_GIVEN INSTRUCTION:_ Every entry below should be printed exactly, without its images.

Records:

╔══

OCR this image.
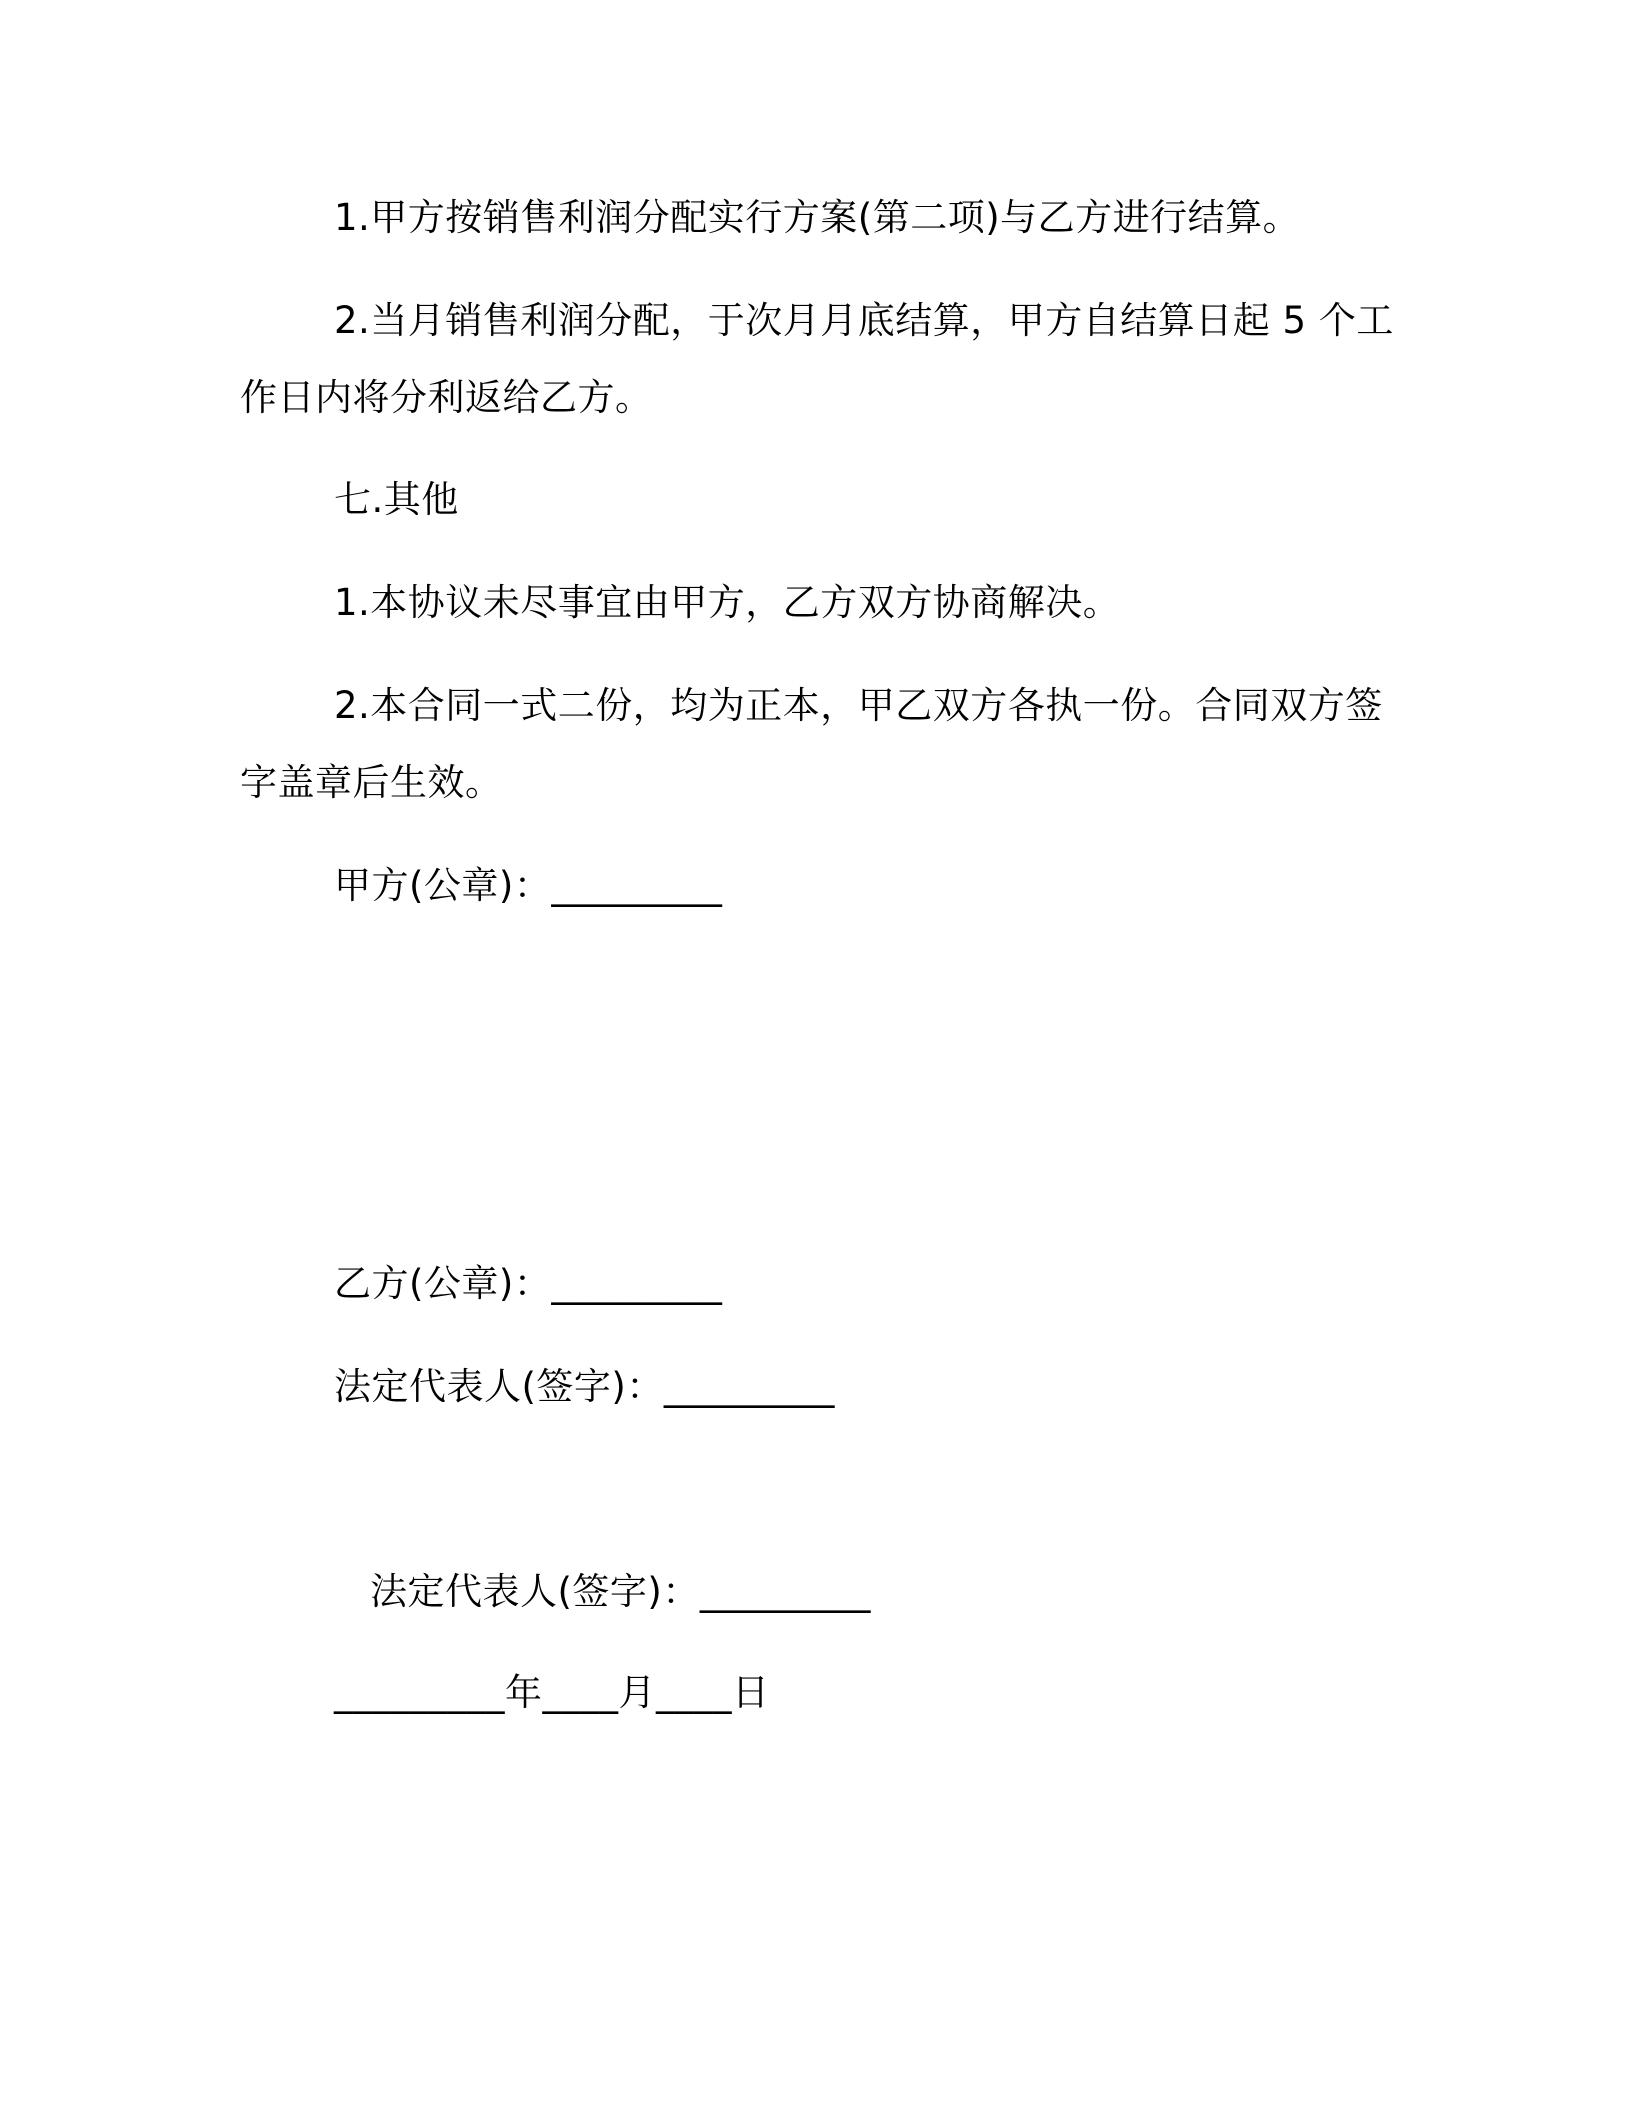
1.甲方按销售利润分配实行方案(第二项)与乙方进行结算。
2.当月销售利润分配，于次月月底结算，甲方自结算日起 5 个工
作日内将分利返给乙方。
七.其他
1.本协议未尽事宜由甲方，乙方双方协商解决。
2.本合同一式二份，均为正本，甲乙双方各执一份。合同双方签
字盖章后生效。
甲方(公章)：_________
乙方(公章)：_________
法定代表人(签字)：_________
法定代表人(签字)：_________
_________年____月____日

╚══

_OUTPUT:_
OCR this image.
1.甲方按销售利润分配实行方案(第二项)与乙方进行结算。
2.当月销售利润分配，于次月月底结算，甲方自结算日起 5 个工
作日内将分利返给乙方。
七.其他
1.本协议未尽事宜由甲方，乙方双方协商解决。
2.本合同一式二份，均为正本，甲乙双方各执一份。合同双方签
字盖章后生效。
甲方(公章)：_________
乙方(公章)：_________
法定代表人(签字)：_________
法定代表人(签字)：_________
_________年____月____日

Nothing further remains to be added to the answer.